### Exercise goal
Write the records out again, keeping each line exactly as it is.

### Available records
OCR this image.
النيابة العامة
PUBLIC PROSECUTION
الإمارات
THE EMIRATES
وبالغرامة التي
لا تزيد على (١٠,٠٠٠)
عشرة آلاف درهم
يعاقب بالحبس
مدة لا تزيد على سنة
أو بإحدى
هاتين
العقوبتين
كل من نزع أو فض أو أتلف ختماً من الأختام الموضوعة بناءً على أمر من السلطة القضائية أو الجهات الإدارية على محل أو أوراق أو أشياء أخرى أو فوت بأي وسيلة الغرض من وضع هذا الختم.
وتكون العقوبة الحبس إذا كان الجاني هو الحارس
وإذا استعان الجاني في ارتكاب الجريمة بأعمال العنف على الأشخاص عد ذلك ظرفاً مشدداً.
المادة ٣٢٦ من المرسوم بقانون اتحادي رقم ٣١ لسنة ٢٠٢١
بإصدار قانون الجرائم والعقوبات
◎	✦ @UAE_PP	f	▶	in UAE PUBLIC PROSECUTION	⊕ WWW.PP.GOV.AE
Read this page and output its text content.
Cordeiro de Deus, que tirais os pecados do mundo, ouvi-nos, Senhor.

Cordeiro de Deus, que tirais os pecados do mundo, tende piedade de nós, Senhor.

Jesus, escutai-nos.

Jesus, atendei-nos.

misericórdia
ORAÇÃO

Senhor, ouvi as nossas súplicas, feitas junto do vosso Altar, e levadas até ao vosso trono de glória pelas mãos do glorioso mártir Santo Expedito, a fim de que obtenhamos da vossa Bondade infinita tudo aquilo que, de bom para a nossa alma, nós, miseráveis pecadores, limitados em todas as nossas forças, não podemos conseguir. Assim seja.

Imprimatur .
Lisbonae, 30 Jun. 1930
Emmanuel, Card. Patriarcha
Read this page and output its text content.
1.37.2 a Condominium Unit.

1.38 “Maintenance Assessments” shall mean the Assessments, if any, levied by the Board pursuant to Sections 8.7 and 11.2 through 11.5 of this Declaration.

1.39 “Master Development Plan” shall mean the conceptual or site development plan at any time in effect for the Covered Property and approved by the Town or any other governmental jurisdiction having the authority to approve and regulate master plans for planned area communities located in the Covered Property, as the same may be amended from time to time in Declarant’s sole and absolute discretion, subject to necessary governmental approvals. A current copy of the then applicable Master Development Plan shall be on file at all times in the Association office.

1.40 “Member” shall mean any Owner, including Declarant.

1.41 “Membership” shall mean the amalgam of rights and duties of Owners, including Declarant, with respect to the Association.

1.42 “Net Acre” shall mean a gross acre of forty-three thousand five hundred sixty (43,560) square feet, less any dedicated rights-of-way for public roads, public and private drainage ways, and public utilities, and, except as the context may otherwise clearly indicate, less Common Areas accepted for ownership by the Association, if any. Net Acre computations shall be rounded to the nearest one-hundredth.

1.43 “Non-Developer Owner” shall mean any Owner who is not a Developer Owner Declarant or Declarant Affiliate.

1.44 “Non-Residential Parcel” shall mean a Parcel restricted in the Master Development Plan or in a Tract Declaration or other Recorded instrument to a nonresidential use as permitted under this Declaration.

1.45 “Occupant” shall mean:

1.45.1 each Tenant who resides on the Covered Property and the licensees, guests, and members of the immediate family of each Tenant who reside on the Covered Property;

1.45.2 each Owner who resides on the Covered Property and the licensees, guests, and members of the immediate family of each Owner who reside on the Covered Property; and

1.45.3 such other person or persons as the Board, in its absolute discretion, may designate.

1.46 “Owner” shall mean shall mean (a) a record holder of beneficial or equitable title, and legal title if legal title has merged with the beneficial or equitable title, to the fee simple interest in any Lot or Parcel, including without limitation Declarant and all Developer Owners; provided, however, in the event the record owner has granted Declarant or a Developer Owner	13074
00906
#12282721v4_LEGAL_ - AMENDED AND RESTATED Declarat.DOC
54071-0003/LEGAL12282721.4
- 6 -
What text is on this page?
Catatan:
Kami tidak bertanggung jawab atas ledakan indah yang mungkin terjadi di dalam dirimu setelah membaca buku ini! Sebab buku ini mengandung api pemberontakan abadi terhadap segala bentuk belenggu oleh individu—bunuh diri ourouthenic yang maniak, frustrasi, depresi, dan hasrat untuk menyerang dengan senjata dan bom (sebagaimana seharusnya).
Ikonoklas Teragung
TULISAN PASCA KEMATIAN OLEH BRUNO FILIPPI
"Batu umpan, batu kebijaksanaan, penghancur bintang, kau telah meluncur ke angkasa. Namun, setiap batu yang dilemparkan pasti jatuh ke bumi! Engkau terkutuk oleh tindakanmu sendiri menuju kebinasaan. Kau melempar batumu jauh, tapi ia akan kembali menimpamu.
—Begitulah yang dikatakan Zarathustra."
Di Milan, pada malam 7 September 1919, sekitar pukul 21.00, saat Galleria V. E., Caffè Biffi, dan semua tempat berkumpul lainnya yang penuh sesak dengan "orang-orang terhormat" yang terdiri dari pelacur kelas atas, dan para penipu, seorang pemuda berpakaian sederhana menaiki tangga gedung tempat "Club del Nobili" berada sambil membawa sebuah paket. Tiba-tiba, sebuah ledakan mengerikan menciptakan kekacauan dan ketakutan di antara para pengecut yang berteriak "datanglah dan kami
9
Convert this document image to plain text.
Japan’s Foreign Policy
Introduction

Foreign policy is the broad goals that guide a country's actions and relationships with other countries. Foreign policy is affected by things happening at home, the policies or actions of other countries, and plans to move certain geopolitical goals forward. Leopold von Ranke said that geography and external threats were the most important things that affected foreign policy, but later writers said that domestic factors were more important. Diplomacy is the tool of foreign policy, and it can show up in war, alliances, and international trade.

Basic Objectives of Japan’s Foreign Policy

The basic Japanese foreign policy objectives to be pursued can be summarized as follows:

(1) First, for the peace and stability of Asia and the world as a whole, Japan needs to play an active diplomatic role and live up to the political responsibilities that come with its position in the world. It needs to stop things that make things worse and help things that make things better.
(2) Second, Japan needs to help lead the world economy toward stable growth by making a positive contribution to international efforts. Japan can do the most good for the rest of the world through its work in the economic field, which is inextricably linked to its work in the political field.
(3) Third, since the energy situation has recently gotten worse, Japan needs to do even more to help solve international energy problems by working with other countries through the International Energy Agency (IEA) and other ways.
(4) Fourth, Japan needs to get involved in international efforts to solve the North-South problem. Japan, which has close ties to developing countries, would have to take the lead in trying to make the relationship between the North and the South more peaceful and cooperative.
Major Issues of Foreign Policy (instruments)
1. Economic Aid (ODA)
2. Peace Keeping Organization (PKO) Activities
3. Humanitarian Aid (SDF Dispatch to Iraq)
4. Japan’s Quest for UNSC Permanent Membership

### Reply
OCR this image.
النيابة العامة
PUBLIC PROSECUTION
الإمارات
THE EMIRATES
وبالغرامة التي
لا تزيد على (١٠,٠٠٠)
عشرة آلاف درهم
يعاقب بالحبس
مدة لا تزيد على سنة
أو بإحدى
هاتين
العقوبتين
كل من نزع أو فض أو أتلف ختماً من الأختام الموضوعة بناءً على أمر من السلطة القضائية أو الجهات الإدارية على محل أو أوراق أو أشياء أخرى أو فوت بأي وسيلة الغرض من وضع هذا الختم.
وتكون العقوبة الحبس إذا كان الجاني هو الحارس
وإذا استعان الجاني في ارتكاب الجريمة بأعمال العنف على الأشخاص عد ذلك ظرفاً مشدداً.
المادة ٣٢٦ من المرسوم بقانون اتحادي رقم ٣١ لسنة ٢٠٢١
بإصدار قانون الجرائم والعقوبات
◎	✦ @UAE_PP	f	▶	in UAE PUBLIC PROSECUTION	⊕ WWW.PP.GOV.AE
Read this page and output its text content.
Cordeiro de Deus, que tirais os pecados do mundo, ouvi-nos, Senhor.

Cordeiro de Deus, que tirais os pecados do mundo, tende piedade de nós, Senhor.

Jesus, escutai-nos.

Jesus, atendei-nos.

misericórdia
ORAÇÃO

Senhor, ouvi as nossas súplicas, feitas junto do vosso Altar, e levadas até ao vosso trono de glória pelas mãos do glorioso mártir Santo Expedito, a fim de que obtenhamos da vossa Bondade infinita tudo aquilo que, de bom para a nossa alma, nós, miseráveis pecadores, limitados em todas as nossas forças, não podemos conseguir. Assim seja.

Imprimatur .
Lisbonae, 30 Jun. 1930
Emmanuel, Card. Patriarcha
Read this page and output its text content.
1.37.2 a Condominium Unit.

1.38 “Maintenance Assessments” shall mean the Assessments, if any, levied by the Board pursuant to Sections 8.7 and 11.2 through 11.5 of this Declaration.

1.39 “Master Development Plan” shall mean the conceptual or site development plan at any time in effect for the Covered Property and approved by the Town or any other governmental jurisdiction having the authority to approve and regulate master plans for planned area communities located in the Covered Property, as the same may be amended from time to time in Declarant’s sole and absolute discretion, subject to necessary governmental approvals. A current copy of the then applicable Master Development Plan shall be on file at all times in the Association office.

1.40 “Member” shall mean any Owner, including Declarant.

1.41 “Membership” shall mean the amalgam of rights and duties of Owners, including Declarant, with respect to the Association.

1.42 “Net Acre” shall mean a gross acre of forty-three thousand five hundred sixty (43,560) square feet, less any dedicated rights-of-way for public roads, public and private drainage ways, and public utilities, and, except as the context may otherwise clearly indicate, less Common Areas accepted for ownership by the Association, if any. Net Acre computations shall be rounded to the nearest one-hundredth.

1.43 “Non-Developer Owner” shall mean any Owner who is not a Developer Owner Declarant or Declarant Affiliate.

1.44 “Non-Residential Parcel” shall mean a Parcel restricted in the Master Development Plan or in a Tract Declaration or other Recorded instrument to a nonresidential use as permitted under this Declaration.

1.45 “Occupant” shall mean:

1.45.1 each Tenant who resides on the Covered Property and the licensees, guests, and members of the immediate family of each Tenant who reside on the Covered Property;

1.45.2 each Owner who resides on the Covered Property and the licensees, guests, and members of the immediate family of each Owner who reside on the Covered Property; and

1.45.3 such other person or persons as the Board, in its absolute discretion, may designate.

1.46 “Owner” shall mean shall mean (a) a record holder of beneficial or equitable title, and legal title if legal title has merged with the beneficial or equitable title, to the fee simple interest in any Lot or Parcel, including without limitation Declarant and all Developer Owners; provided, however, in the event the record owner has granted Declarant or a Developer Owner	13074
00906
#12282721v4_LEGAL_ - AMENDED AND RESTATED Declarat.DOC
54071-0003/LEGAL12282721.4
- 6 -
What text is on this page?
Catatan:
Kami tidak bertanggung jawab atas ledakan indah yang mungkin terjadi di dalam dirimu setelah membaca buku ini! Sebab buku ini mengandung api pemberontakan abadi terhadap segala bentuk belenggu oleh individu—bunuh diri ourouthenic yang maniak, frustrasi, depresi, dan hasrat untuk menyerang dengan senjata dan bom (sebagaimana seharusnya).
Ikonoklas Teragung
TULISAN PASCA KEMATIAN OLEH BRUNO FILIPPI
"Batu umpan, batu kebijaksanaan, penghancur bintang, kau telah meluncur ke angkasa. Namun, setiap batu yang dilemparkan pasti jatuh ke bumi! Engkau terkutuk oleh tindakanmu sendiri menuju kebinasaan. Kau melempar batumu jauh, tapi ia akan kembali menimpamu.
—Begitulah yang dikatakan Zarathustra."
Di Milan, pada malam 7 September 1919, sekitar pukul 21.00, saat Galleria V. E., Caffè Biffi, dan semua tempat berkumpul lainnya yang penuh sesak dengan "orang-orang terhormat" yang terdiri dari pelacur kelas atas, dan para penipu, seorang pemuda berpakaian sederhana menaiki tangga gedung tempat "Club del Nobili" berada sambil membawa sebuah paket. Tiba-tiba, sebuah ledakan mengerikan menciptakan kekacauan dan ketakutan di antara para pengecut yang berteriak "datanglah dan kami
9
Convert this document image to plain text.
Japan’s Foreign Policy
Introduction

Foreign policy is the broad goals that guide a country's actions and relationships with other countries. Foreign policy is affected by things happening at home, the policies or actions of other countries, and plans to move certain geopolitical goals forward. Leopold von Ranke said that geography and external threats were the most important things that affected foreign policy, but later writers said that domestic factors were more important. Diplomacy is the tool of foreign policy, and it can show up in war, alliances, and international trade.

Basic Objectives of Japan’s Foreign Policy

The basic Japanese foreign policy objectives to be pursued can be summarized as follows:

(1) First, for the peace and stability of Asia and the world as a whole, Japan needs to play an active diplomatic role and live up to the political responsibilities that come with its position in the world. It needs to stop things that make things worse and help things that make things better.
(2) Second, Japan needs to help lead the world economy toward stable growth by making a positive contribution to international efforts. Japan can do the most good for the rest of the world through its work in the economic field, which is inextricably linked to its work in the political field.
(3) Third, since the energy situation has recently gotten worse, Japan needs to do even more to help solve international energy problems by working with other countries through the International Energy Agency (IEA) and other ways.
(4) Fourth, Japan needs to get involved in international efforts to solve the North-South problem. Japan, which has close ties to developing countries, would have to take the lead in trying to make the relationship between the North and the South more peaceful and cooperative.
Major Issues of Foreign Policy (instruments)
1. Economic Aid (ODA)
2. Peace Keeping Organization (PKO) Activities
3. Humanitarian Aid (SDF Dispatch to Iraq)
4. Japan’s Quest for UNSC Permanent Membership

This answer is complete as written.